# [YOUR OBJECTIVE]
Wherever a line holds the word "marked", copy that line out.

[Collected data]
* * * *
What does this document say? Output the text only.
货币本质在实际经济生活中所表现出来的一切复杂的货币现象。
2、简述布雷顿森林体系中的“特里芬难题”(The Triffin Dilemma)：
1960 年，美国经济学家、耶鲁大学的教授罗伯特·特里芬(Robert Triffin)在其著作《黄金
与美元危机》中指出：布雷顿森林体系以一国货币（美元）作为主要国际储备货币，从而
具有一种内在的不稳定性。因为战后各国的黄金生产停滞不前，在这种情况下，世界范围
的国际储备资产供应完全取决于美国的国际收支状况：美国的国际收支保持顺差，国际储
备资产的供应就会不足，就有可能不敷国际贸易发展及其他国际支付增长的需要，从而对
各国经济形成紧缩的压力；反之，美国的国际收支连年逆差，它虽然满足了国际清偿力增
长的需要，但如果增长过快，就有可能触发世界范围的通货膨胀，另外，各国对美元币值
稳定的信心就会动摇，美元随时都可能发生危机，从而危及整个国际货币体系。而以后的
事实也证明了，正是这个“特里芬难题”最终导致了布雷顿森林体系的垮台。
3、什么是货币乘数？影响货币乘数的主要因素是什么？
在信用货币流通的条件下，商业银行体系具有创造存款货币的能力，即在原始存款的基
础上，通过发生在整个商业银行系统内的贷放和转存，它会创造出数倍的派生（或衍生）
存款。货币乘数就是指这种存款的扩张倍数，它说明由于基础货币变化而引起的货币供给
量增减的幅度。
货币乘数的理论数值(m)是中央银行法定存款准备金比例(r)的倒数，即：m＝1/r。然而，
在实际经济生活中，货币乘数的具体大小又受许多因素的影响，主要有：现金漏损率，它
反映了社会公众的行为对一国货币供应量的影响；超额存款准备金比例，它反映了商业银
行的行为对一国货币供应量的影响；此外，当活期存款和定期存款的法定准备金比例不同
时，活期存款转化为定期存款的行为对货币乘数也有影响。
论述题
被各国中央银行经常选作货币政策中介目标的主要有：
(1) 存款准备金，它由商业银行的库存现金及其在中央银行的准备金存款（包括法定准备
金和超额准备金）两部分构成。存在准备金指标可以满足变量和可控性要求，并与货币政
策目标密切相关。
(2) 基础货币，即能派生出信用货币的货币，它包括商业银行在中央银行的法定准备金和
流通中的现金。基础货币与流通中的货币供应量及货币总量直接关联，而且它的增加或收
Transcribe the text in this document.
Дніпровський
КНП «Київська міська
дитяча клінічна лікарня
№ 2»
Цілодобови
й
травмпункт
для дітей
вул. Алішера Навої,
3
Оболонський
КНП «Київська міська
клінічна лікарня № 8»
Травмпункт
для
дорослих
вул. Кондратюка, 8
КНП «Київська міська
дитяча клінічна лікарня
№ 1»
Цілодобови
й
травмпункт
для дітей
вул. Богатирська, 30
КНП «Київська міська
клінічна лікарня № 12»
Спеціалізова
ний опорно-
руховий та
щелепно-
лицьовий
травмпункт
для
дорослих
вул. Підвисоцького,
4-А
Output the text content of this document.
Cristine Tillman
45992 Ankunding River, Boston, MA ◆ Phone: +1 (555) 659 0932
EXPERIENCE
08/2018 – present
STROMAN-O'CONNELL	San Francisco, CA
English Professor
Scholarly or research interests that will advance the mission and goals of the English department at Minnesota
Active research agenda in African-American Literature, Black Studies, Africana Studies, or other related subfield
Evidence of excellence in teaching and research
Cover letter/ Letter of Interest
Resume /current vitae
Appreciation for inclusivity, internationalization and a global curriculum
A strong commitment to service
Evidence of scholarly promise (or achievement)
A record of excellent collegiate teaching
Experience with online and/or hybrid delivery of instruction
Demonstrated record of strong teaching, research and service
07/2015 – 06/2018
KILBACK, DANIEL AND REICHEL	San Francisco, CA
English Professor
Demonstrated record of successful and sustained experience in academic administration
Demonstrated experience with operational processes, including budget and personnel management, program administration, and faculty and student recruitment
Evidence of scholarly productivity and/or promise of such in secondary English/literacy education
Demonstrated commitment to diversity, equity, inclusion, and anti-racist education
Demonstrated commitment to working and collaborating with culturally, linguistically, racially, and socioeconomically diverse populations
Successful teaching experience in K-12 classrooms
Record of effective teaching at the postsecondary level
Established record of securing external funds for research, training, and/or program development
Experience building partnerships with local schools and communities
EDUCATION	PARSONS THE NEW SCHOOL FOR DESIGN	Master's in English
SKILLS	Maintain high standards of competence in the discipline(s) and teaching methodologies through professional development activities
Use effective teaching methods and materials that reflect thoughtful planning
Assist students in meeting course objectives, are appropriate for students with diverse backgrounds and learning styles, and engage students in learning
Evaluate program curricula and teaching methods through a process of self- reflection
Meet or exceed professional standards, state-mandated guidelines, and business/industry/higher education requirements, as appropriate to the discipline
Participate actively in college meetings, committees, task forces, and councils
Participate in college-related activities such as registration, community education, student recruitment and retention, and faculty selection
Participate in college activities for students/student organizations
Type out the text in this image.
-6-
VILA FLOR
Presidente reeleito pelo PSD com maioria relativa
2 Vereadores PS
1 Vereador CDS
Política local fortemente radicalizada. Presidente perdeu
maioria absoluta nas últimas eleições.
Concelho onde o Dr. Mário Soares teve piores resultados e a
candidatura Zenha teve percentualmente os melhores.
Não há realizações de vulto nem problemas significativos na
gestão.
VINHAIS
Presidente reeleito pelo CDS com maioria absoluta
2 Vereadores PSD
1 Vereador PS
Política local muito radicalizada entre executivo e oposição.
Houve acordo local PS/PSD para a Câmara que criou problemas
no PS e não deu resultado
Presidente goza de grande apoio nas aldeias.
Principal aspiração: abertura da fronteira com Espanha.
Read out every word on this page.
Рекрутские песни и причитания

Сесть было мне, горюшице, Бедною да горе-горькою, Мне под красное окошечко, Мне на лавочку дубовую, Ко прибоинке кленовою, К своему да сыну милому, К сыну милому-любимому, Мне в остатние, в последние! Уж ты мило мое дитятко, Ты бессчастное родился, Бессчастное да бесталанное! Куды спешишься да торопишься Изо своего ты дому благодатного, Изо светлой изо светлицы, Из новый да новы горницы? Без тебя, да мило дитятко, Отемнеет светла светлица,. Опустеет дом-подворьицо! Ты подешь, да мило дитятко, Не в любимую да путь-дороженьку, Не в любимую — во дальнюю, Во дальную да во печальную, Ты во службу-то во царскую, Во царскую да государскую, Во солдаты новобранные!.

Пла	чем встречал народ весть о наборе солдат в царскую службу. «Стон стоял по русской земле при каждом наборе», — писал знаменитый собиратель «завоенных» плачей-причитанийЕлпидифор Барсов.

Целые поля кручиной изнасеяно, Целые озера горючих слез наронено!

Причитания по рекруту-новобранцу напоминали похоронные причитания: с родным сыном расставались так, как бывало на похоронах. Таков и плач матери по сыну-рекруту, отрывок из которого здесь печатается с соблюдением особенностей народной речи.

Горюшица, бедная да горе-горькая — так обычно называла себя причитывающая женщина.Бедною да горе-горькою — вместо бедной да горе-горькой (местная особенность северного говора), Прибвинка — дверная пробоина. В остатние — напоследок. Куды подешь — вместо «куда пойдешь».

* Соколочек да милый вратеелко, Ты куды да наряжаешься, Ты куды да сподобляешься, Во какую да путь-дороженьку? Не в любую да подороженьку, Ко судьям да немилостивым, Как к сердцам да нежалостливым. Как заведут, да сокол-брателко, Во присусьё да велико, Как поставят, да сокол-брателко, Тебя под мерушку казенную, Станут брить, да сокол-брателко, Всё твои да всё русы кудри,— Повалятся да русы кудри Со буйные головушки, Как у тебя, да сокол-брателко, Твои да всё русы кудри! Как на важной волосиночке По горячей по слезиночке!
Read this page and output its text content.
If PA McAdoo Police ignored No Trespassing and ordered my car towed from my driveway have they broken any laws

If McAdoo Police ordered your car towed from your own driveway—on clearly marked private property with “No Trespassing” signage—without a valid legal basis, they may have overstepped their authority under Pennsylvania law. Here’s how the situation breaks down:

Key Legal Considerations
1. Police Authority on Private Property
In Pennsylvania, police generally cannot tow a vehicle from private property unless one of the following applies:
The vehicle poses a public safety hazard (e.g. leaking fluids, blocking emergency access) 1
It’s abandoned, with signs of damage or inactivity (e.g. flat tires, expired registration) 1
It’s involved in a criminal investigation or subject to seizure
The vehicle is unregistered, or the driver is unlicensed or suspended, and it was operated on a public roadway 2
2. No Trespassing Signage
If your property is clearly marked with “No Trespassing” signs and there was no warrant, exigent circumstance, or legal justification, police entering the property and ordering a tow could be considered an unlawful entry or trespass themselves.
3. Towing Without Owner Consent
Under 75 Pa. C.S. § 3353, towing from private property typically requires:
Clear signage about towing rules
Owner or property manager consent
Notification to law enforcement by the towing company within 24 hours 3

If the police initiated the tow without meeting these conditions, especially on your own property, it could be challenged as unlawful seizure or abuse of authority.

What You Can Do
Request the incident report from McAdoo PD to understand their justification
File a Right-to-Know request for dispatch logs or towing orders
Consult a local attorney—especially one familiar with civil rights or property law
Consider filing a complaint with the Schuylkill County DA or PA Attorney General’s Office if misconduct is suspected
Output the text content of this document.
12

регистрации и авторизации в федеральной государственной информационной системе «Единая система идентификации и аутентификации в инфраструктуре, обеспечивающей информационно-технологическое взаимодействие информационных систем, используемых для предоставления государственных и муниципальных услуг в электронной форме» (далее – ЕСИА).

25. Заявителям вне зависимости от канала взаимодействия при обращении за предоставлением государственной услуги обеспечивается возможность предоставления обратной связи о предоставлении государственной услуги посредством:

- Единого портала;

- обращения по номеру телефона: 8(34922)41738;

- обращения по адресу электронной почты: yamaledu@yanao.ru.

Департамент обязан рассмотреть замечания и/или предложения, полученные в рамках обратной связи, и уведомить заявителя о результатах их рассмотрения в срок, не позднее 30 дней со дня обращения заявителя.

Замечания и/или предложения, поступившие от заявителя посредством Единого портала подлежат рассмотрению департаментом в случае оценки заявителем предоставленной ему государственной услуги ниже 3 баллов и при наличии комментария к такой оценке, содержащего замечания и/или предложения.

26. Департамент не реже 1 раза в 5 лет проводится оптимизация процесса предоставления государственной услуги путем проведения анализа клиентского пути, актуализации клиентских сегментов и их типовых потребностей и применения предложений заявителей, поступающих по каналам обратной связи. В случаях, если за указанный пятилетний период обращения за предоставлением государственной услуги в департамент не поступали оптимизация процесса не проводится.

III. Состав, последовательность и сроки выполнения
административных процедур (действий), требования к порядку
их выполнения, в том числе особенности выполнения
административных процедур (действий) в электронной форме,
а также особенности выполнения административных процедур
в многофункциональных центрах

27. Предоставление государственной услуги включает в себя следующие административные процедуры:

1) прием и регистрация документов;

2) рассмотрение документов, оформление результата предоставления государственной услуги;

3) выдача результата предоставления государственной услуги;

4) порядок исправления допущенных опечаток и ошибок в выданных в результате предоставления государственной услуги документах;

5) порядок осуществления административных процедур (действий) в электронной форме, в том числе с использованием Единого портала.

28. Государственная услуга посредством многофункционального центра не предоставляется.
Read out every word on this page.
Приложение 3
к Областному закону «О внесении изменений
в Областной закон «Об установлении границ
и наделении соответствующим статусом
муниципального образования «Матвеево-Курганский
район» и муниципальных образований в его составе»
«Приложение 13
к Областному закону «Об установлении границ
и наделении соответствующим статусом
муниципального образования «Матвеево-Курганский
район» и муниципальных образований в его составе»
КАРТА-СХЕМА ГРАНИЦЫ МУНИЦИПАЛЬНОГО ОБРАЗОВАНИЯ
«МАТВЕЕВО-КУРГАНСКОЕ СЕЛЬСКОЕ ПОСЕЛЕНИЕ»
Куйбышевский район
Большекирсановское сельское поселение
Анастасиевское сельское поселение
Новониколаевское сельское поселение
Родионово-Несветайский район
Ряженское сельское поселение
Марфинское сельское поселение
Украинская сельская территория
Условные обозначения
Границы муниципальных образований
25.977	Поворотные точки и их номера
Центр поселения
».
* * * *
# [SOLUTION FOR THIS TASK]
If McAdoo Police ordered your car towed from your own driveway—on clearly marked private property with “No Trespassing” signage—without a valid legal basis, they may have overstepped their authority under Pennsylvania law. Here’s how the situation breaks down:
If your property is clearly marked with “No Trespassing” signs and there was no warrant, exigent circumstance, or legal justification, police entering the property and ordering a tow could be considered an unlawful entry or trespass themselves.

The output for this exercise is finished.